Your goal:
Give back each entry unchanged, minus pictures.

Stored items from a collection
::::::::::

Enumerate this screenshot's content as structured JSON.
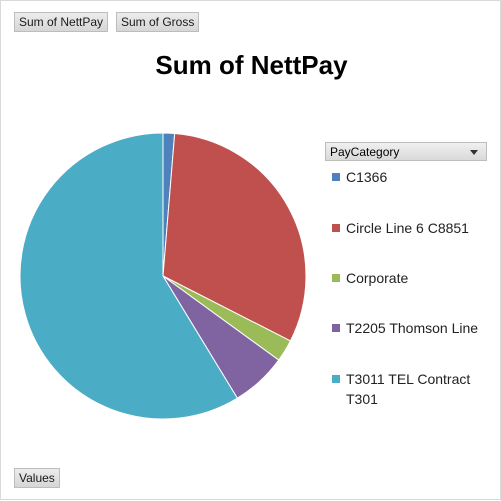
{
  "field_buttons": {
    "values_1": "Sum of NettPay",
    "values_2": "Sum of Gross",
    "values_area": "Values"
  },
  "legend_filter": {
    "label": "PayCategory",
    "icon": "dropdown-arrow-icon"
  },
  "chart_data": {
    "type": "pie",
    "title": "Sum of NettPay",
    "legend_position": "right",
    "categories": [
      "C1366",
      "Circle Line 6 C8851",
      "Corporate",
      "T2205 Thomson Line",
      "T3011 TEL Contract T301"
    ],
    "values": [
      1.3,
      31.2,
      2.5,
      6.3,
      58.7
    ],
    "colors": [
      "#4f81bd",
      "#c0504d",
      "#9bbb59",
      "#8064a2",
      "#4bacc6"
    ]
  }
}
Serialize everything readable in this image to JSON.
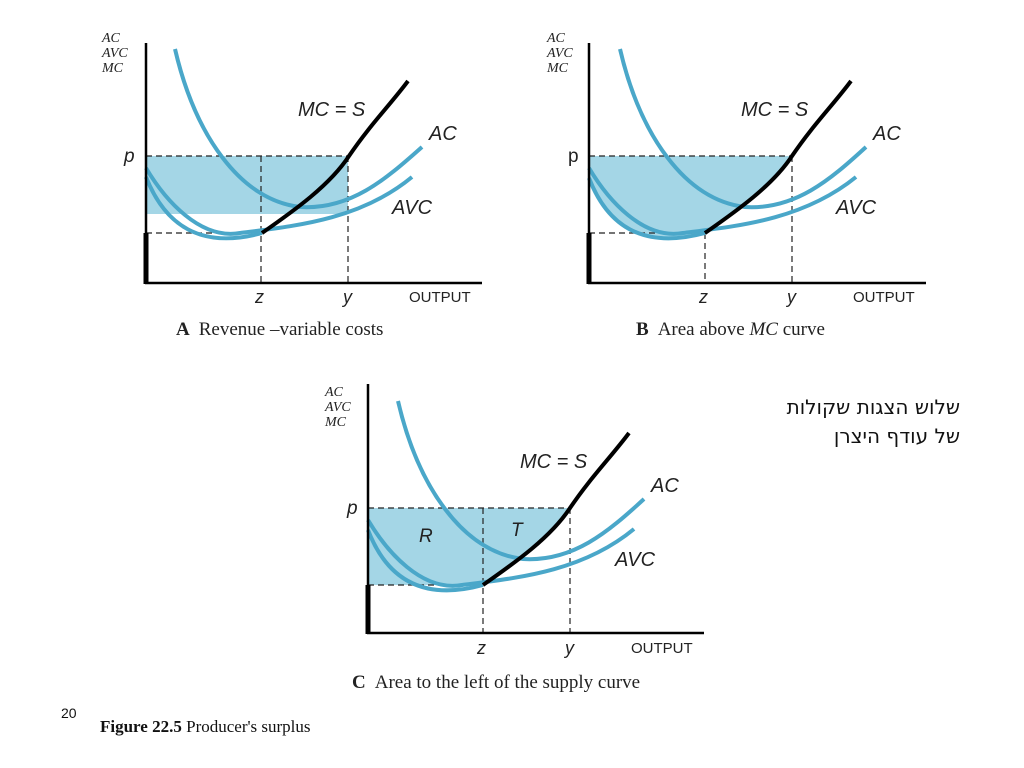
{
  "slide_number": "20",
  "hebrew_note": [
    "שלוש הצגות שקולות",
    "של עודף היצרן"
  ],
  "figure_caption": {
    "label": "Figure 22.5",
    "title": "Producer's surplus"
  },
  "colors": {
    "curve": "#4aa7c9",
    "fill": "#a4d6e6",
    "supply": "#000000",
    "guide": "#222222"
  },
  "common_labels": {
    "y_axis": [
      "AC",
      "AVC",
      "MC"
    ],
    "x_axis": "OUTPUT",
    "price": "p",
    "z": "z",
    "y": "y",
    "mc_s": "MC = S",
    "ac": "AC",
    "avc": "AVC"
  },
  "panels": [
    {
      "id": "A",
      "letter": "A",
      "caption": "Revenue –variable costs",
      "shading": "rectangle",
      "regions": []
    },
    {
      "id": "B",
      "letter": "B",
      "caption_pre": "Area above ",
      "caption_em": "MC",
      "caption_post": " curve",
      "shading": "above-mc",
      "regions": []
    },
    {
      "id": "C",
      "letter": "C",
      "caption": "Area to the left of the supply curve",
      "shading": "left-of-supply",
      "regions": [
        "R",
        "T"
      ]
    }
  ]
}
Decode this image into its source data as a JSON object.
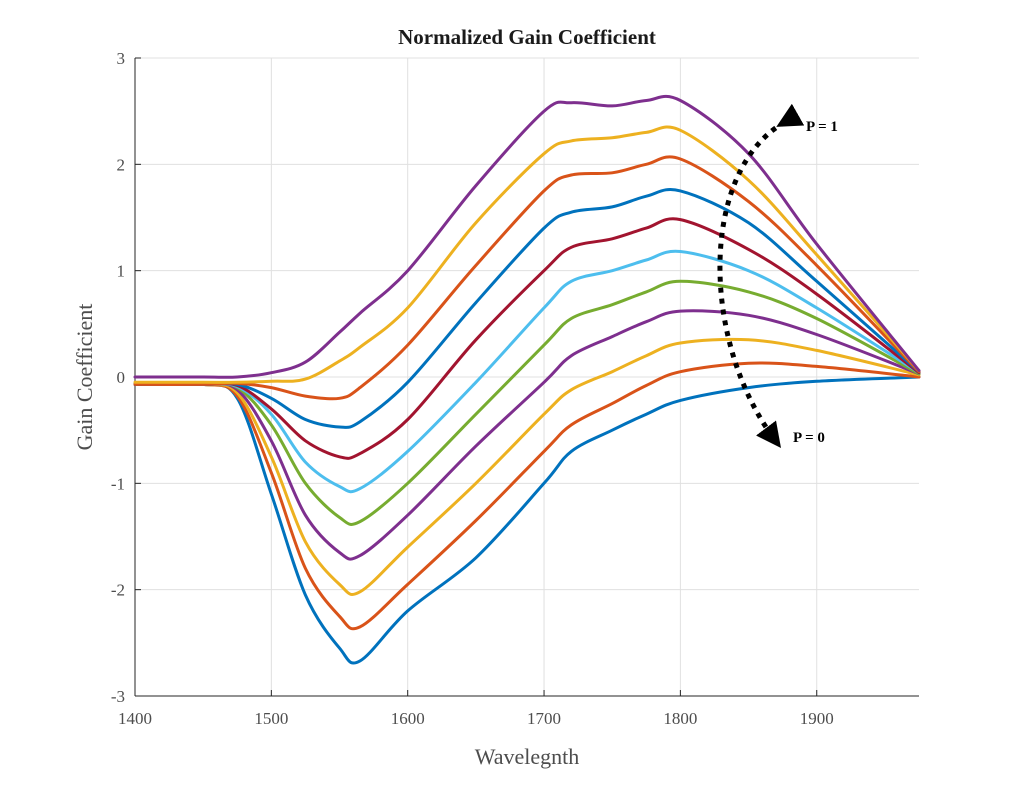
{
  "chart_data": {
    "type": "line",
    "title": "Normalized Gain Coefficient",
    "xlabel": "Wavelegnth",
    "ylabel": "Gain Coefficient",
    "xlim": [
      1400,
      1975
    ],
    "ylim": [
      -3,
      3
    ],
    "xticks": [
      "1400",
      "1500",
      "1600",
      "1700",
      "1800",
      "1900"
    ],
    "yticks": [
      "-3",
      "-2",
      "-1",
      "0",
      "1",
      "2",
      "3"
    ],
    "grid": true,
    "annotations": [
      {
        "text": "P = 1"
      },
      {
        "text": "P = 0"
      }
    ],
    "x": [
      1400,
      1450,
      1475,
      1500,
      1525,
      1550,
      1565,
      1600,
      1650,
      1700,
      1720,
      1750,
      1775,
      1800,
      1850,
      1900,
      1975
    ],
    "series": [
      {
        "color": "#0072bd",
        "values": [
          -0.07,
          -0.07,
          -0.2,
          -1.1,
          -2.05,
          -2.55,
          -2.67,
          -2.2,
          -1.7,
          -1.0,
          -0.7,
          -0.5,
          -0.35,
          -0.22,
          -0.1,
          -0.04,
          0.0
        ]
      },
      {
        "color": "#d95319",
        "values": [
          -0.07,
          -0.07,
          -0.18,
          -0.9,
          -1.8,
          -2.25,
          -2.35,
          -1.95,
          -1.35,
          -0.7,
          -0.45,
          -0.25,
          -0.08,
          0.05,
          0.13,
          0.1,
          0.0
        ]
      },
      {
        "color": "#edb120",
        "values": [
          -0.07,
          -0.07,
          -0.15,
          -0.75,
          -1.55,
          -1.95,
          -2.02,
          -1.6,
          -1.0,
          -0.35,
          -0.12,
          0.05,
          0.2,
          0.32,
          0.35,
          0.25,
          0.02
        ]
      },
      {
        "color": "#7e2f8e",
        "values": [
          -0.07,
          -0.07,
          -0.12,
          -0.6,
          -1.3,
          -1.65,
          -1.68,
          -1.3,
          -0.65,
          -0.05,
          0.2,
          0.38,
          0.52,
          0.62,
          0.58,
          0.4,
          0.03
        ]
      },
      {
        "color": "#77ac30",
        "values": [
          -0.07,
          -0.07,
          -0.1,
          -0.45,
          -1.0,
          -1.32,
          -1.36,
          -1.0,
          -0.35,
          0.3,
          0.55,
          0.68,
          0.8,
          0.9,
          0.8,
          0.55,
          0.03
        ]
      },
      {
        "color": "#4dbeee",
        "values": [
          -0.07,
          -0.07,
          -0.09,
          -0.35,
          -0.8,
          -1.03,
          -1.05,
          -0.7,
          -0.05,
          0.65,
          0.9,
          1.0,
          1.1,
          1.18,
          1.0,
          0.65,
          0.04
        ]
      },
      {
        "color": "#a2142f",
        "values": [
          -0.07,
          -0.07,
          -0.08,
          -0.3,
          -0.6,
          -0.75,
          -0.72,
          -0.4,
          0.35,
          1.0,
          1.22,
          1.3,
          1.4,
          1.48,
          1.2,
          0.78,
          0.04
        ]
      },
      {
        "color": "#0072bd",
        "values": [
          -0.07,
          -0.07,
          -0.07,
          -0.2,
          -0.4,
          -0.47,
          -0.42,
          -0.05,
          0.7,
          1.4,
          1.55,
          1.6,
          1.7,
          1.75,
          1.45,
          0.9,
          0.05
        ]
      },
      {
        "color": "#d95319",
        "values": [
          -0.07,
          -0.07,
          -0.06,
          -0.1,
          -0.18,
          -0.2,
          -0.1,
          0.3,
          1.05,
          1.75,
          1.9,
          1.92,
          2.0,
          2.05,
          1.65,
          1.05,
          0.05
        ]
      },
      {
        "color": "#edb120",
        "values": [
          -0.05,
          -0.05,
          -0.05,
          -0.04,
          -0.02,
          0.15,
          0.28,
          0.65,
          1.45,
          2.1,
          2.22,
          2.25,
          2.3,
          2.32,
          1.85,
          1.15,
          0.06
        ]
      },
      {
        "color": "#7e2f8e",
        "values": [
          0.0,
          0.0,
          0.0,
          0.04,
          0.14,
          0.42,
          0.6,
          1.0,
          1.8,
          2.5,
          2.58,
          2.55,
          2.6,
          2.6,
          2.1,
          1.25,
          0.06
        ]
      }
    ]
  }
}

::::::::::

Solution below:
Enumerate this screenshot's content as structured JSON.
{
  "field_buttons": {
    "values_1": "Sum of NettPay",
    "values_2": "Sum of Gross",
    "values_area": "Values"
  },
  "legend_filter": {
    "label": "PayCategory",
    "icon": "dropdown-arrow-icon"
  },
  "chart_data": {
    "type": "pie",
    "title": "Sum of NettPay",
    "legend_position": "right",
    "categories": [
      "C1366",
      "Circle Line 6 C8851",
      "Corporate",
      "T2205 Thomson Line",
      "T3011 TEL Contract T301"
    ],
    "values": [
      1.3,
      31.2,
      2.5,
      6.3,
      58.7
    ],
    "colors": [
      "#4f81bd",
      "#c0504d",
      "#9bbb59",
      "#8064a2",
      "#4bacc6"
    ]
  }
}
Serialize everything readable in this image to JSON.
{
  "slide_number": "20",
  "hebrew_note": [
    "שלוש הצגות שקולות",
    "של עודף היצרן"
  ],
  "figure_caption": {
    "label": "Figure 22.5",
    "title": "Producer's surplus"
  },
  "colors": {
    "curve": "#4aa7c9",
    "fill": "#a4d6e6",
    "supply": "#000000",
    "guide": "#222222"
  },
  "common_labels": {
    "y_axis": [
      "AC",
      "AVC",
      "MC"
    ],
    "x_axis": "OUTPUT",
    "price": "p",
    "z": "z",
    "y": "y",
    "mc_s": "MC = S",
    "ac": "AC",
    "avc": "AVC"
  },
  "panels": [
    {
      "id": "A",
      "letter": "A",
      "caption": "Revenue –variable costs",
      "shading": "rectangle",
      "regions": []
    },
    {
      "id": "B",
      "letter": "B",
      "caption_pre": "Area above ",
      "caption_em": "MC",
      "caption_post": " curve",
      "shading": "above-mc",
      "regions": []
    },
    {
      "id": "C",
      "letter": "C",
      "caption": "Area to the left of the supply curve",
      "shading": "left-of-supply",
      "regions": [
        "R",
        "T"
      ]
    }
  ]
}
Decode this image into its source data as a JSON object.
{
  "chart_data": {
    "type": "line",
    "title": "Normalized Gain Coefficient",
    "xlabel": "Wavelegnth",
    "ylabel": "Gain Coefficient",
    "xlim": [
      1400,
      1975
    ],
    "ylim": [
      -3,
      3
    ],
    "xticks": [
      "1400",
      "1500",
      "1600",
      "1700",
      "1800",
      "1900"
    ],
    "yticks": [
      "-3",
      "-2",
      "-1",
      "0",
      "1",
      "2",
      "3"
    ],
    "grid": true,
    "annotations": [
      {
        "text": "P = 1"
      },
      {
        "text": "P = 0"
      }
    ],
    "x": [
      1400,
      1450,
      1475,
      1500,
      1525,
      1550,
      1565,
      1600,
      1650,
      1700,
      1720,
      1750,
      1775,
      1800,
      1850,
      1900,
      1975
    ],
    "series": [
      {
        "color": "#0072bd",
        "values": [
          -0.07,
          -0.07,
          -0.2,
          -1.1,
          -2.05,
          -2.55,
          -2.67,
          -2.2,
          -1.7,
          -1.0,
          -0.7,
          -0.5,
          -0.35,
          -0.22,
          -0.1,
          -0.04,
          0.0
        ]
      },
      {
        "color": "#d95319",
        "values": [
          -0.07,
          -0.07,
          -0.18,
          -0.9,
          -1.8,
          -2.25,
          -2.35,
          -1.95,
          -1.35,
          -0.7,
          -0.45,
          -0.25,
          -0.08,
          0.05,
          0.13,
          0.1,
          0.0
        ]
      },
      {
        "color": "#edb120",
        "values": [
          -0.07,
          -0.07,
          -0.15,
          -0.75,
          -1.55,
          -1.95,
          -2.02,
          -1.6,
          -1.0,
          -0.35,
          -0.12,
          0.05,
          0.2,
          0.32,
          0.35,
          0.25,
          0.02
        ]
      },
      {
        "color": "#7e2f8e",
        "values": [
          -0.07,
          -0.07,
          -0.12,
          -0.6,
          -1.3,
          -1.65,
          -1.68,
          -1.3,
          -0.65,
          -0.05,
          0.2,
          0.38,
          0.52,
          0.62,
          0.58,
          0.4,
          0.03
        ]
      },
      {
        "color": "#77ac30",
        "values": [
          -0.07,
          -0.07,
          -0.1,
          -0.45,
          -1.0,
          -1.32,
          -1.36,
          -1.0,
          -0.35,
          0.3,
          0.55,
          0.68,
          0.8,
          0.9,
          0.8,
          0.55,
          0.03
        ]
      },
      {
        "color": "#4dbeee",
        "values": [
          -0.07,
          -0.07,
          -0.09,
          -0.35,
          -0.8,
          -1.03,
          -1.05,
          -0.7,
          -0.05,
          0.65,
          0.9,
          1.0,
          1.1,
          1.18,
          1.0,
          0.65,
          0.04
        ]
      },
      {
        "color": "#a2142f",
        "values": [
          -0.07,
          -0.07,
          -0.08,
          -0.3,
          -0.6,
          -0.75,
          -0.72,
          -0.4,
          0.35,
          1.0,
          1.22,
          1.3,
          1.4,
          1.48,
          1.2,
          0.78,
          0.04
        ]
      },
      {
        "color": "#0072bd",
        "values": [
          -0.07,
          -0.07,
          -0.07,
          -0.2,
          -0.4,
          -0.47,
          -0.42,
          -0.05,
          0.7,
          1.4,
          1.55,
          1.6,
          1.7,
          1.75,
          1.45,
          0.9,
          0.05
        ]
      },
      {
        "color": "#d95319",
        "values": [
          -0.07,
          -0.07,
          -0.06,
          -0.1,
          -0.18,
          -0.2,
          -0.1,
          0.3,
          1.05,
          1.75,
          1.9,
          1.92,
          2.0,
          2.05,
          1.65,
          1.05,
          0.05
        ]
      },
      {
        "color": "#edb120",
        "values": [
          -0.05,
          -0.05,
          -0.05,
          -0.04,
          -0.02,
          0.15,
          0.28,
          0.65,
          1.45,
          2.1,
          2.22,
          2.25,
          2.3,
          2.32,
          1.85,
          1.15,
          0.06
        ]
      },
      {
        "color": "#7e2f8e",
        "values": [
          0.0,
          0.0,
          0.0,
          0.04,
          0.14,
          0.42,
          0.6,
          1.0,
          1.8,
          2.5,
          2.58,
          2.55,
          2.6,
          2.6,
          2.1,
          1.25,
          0.06
        ]
      }
    ]
  }
}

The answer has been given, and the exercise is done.